Records for the exercise

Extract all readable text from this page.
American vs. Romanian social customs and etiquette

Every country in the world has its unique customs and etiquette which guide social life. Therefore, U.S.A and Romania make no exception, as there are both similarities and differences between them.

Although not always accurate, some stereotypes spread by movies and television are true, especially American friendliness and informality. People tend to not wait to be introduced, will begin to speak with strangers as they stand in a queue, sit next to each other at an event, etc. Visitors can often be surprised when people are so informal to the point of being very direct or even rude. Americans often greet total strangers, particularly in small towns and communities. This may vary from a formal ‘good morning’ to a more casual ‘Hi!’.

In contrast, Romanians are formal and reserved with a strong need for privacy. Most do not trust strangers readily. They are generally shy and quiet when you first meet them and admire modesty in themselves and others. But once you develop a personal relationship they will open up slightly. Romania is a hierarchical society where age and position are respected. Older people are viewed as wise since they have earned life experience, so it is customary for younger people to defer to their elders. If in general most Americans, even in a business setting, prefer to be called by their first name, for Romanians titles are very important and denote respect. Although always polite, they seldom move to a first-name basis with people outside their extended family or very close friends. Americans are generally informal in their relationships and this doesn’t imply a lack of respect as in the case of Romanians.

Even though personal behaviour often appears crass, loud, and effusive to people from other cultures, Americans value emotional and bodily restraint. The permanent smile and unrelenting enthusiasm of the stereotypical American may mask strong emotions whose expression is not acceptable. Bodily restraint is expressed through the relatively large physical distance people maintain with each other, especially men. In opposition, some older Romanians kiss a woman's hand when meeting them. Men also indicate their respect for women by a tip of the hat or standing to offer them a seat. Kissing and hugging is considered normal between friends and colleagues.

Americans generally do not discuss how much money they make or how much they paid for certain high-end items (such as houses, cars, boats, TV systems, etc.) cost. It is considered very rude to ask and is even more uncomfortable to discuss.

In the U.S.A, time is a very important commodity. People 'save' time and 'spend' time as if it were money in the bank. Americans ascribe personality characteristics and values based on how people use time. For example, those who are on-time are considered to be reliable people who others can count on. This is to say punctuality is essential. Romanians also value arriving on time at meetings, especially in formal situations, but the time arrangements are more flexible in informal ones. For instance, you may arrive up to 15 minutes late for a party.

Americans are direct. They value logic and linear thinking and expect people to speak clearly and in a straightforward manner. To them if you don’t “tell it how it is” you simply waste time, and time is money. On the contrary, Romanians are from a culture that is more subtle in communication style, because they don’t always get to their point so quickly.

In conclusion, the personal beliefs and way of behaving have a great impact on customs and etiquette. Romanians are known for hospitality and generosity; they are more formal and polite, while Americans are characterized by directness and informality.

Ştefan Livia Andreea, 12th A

Stated task
Please restate the data word for word, every record included.

Response to this task
Extract all readable text from this page.
American vs. Romanian social customs and etiquette

Every country in the world has its unique customs and etiquette which guide social life. Therefore, U.S.A and Romania make no exception, as there are both similarities and differences between them.

Although not always accurate, some stereotypes spread by movies and television are true, especially American friendliness and informality. People tend to not wait to be introduced, will begin to speak with strangers as they stand in a queue, sit next to each other at an event, etc. Visitors can often be surprised when people are so informal to the point of being very direct or even rude. Americans often greet total strangers, particularly in small towns and communities. This may vary from a formal ‘good morning’ to a more casual ‘Hi!’.

In contrast, Romanians are formal and reserved with a strong need for privacy. Most do not trust strangers readily. They are generally shy and quiet when you first meet them and admire modesty in themselves and others. But once you develop a personal relationship they will open up slightly. Romania is a hierarchical society where age and position are respected. Older people are viewed as wise since they have earned life experience, so it is customary for younger people to defer to their elders. If in general most Americans, even in a business setting, prefer to be called by their first name, for Romanians titles are very important and denote respect. Although always polite, they seldom move to a first-name basis with people outside their extended family or very close friends. Americans are generally informal in their relationships and this doesn’t imply a lack of respect as in the case of Romanians.

Even though personal behaviour often appears crass, loud, and effusive to people from other cultures, Americans value emotional and bodily restraint. The permanent smile and unrelenting enthusiasm of the stereotypical American may mask strong emotions whose expression is not acceptable. Bodily restraint is expressed through the relatively large physical distance people maintain with each other, especially men. In opposition, some older Romanians kiss a woman's hand when meeting them. Men also indicate their respect for women by a tip of the hat or standing to offer them a seat. Kissing and hugging is considered normal between friends and colleagues.

Americans generally do not discuss how much money they make or how much they paid for certain high-end items (such as houses, cars, boats, TV systems, etc.) cost. It is considered very rude to ask and is even more uncomfortable to discuss.

In the U.S.A, time is a very important commodity. People 'save' time and 'spend' time as if it were money in the bank. Americans ascribe personality characteristics and values based on how people use time. For example, those who are on-time are considered to be reliable people who others can count on. This is to say punctuality is essential. Romanians also value arriving on time at meetings, especially in formal situations, but the time arrangements are more flexible in informal ones. For instance, you may arrive up to 15 minutes late for a party.

Americans are direct. They value logic and linear thinking and expect people to speak clearly and in a straightforward manner. To them if you don’t “tell it how it is” you simply waste time, and time is money. On the contrary, Romanians are from a culture that is more subtle in communication style, because they don’t always get to their point so quickly.

In conclusion, the personal beliefs and way of behaving have a great impact on customs and etiquette. Romanians are known for hospitality and generosity; they are more formal and polite, while Americans are characterized by directness and informality.

Ştefan Livia Andreea, 12th A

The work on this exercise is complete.